Pick out every line in the data below that holds "Kuruluşlar".

::::

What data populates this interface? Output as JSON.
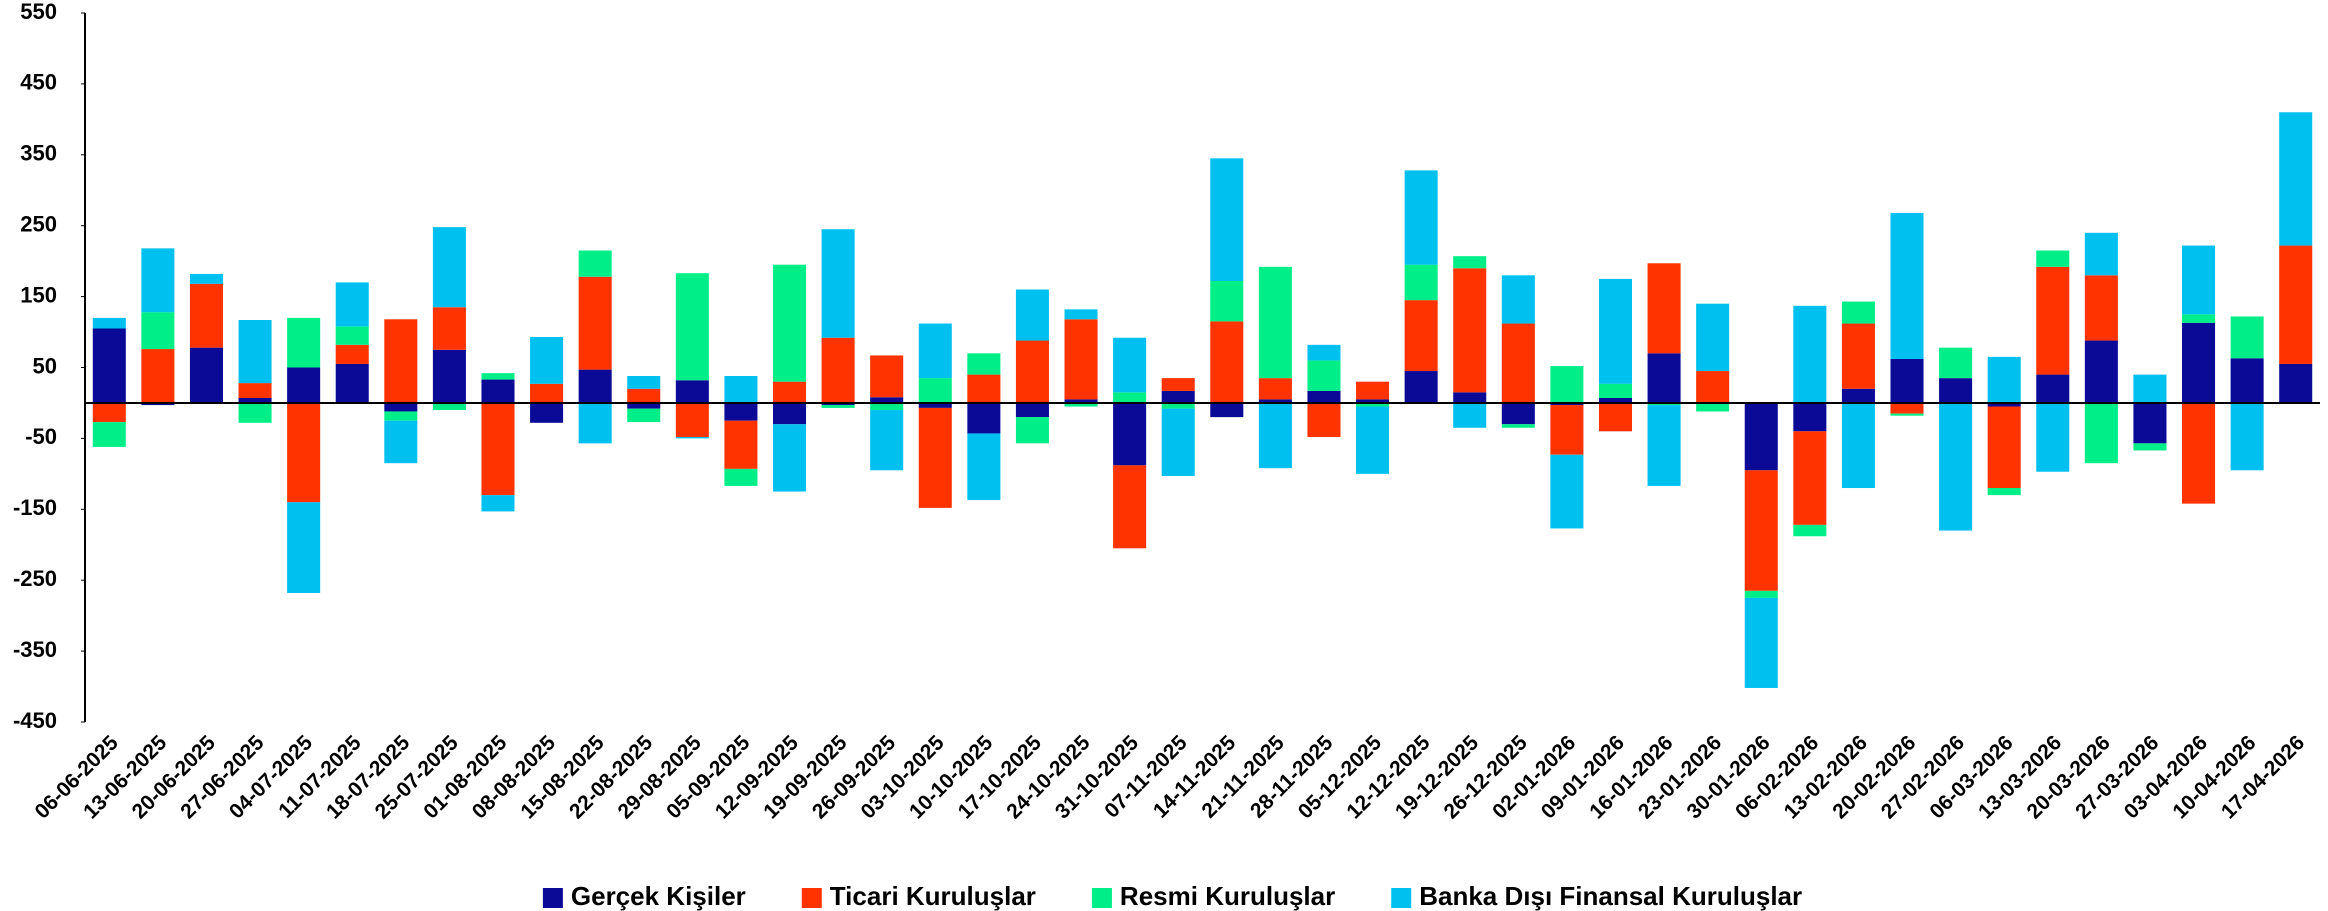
{
  "chart_data": {
    "type": "stacked_bar",
    "categories": [
      "06-06-2025",
      "13-06-2025",
      "20-06-2025",
      "27-06-2025",
      "04-07-2025",
      "11-07-2025",
      "18-07-2025",
      "25-07-2025",
      "01-08-2025",
      "08-08-2025",
      "15-08-2025",
      "22-08-2025",
      "29-08-2025",
      "05-09-2025",
      "12-09-2025",
      "19-09-2025",
      "26-09-2025",
      "03-10-2025",
      "10-10-2025",
      "17-10-2025",
      "24-10-2025",
      "31-10-2025",
      "07-11-2025",
      "14-11-2025",
      "21-11-2025",
      "28-11-2025",
      "05-12-2025",
      "12-12-2025",
      "19-12-2025",
      "26-12-2025",
      "02-01-2026",
      "09-01-2026",
      "16-01-2026",
      "23-01-2026",
      "30-01-2026",
      "06-02-2026",
      "13-02-2026",
      "20-02-2026",
      "27-02-2026",
      "06-03-2026",
      "13-03-2026",
      "20-03-2026",
      "27-03-2026",
      "03-04-2026",
      "10-04-2026",
      "17-04-2026"
    ],
    "series": [
      {
        "name": "Gerçek Kişiler",
        "color": "#0a0a96",
        "values": [
          105,
          -3,
          78,
          7,
          50,
          55,
          -12,
          75,
          33,
          -28,
          47,
          -8,
          32,
          -25,
          -30,
          -3,
          8,
          -7,
          -43,
          -20,
          5,
          -88,
          17,
          -20,
          5,
          17,
          5,
          45,
          15,
          -30,
          -3,
          7,
          70,
          0,
          -95,
          -40,
          20,
          62,
          35,
          -5,
          40,
          88,
          -57,
          113,
          63,
          55
        ]
      },
      {
        "name": "Ticari Kuruluşlar",
        "color": "#ff3300",
        "values": [
          -27,
          76,
          90,
          21,
          -140,
          27,
          118,
          60,
          -130,
          27,
          131,
          20,
          -48,
          -68,
          30,
          92,
          59,
          -141,
          40,
          88,
          113,
          -117,
          18,
          115,
          30,
          -48,
          25,
          100,
          175,
          112,
          -70,
          -40,
          127,
          45,
          -170,
          -132,
          92,
          -15,
          0,
          -115,
          152,
          92,
          0,
          -142,
          0,
          167
        ]
      },
      {
        "name": "Resmi Kuruluşlar",
        "color": "#00ee88",
        "values": [
          -35,
          52,
          0,
          -28,
          70,
          26,
          -13,
          -10,
          9,
          0,
          37,
          -19,
          151,
          -24,
          165,
          -4,
          -10,
          35,
          30,
          -37,
          -5,
          15,
          -8,
          57,
          157,
          43,
          -5,
          50,
          17,
          -5,
          52,
          20,
          -3,
          -12,
          -10,
          -16,
          31,
          -3,
          43,
          -10,
          23,
          -85,
          -10,
          12,
          59,
          0
        ]
      },
      {
        "name": "Banka Dışı Finansal Kuruluşlar",
        "color": "#00c0f0",
        "values": [
          15,
          90,
          14,
          89,
          -128,
          62,
          -60,
          113,
          -23,
          66,
          -57,
          18,
          -2,
          38,
          -95,
          153,
          -85,
          77,
          -94,
          72,
          14,
          77,
          -95,
          173,
          -92,
          22,
          -95,
          133,
          -35,
          68,
          -104,
          148,
          -114,
          95,
          -127,
          137,
          -120,
          206,
          -180,
          65,
          -97,
          60,
          40,
          97,
          -95,
          188
        ]
      }
    ],
    "ylim": [
      -450,
      550
    ],
    "yticks": [
      -450,
      -350,
      -250,
      -150,
      -50,
      50,
      150,
      250,
      350,
      450,
      550
    ],
    "legend": "bottom"
  }
}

::::

- **TASK RESULT**:
        "name": "Ticari Kuruluşlar",
        "name": "Resmi Kuruluşlar",
        "name": "Banka Dışı Finansal Kuruluşlar",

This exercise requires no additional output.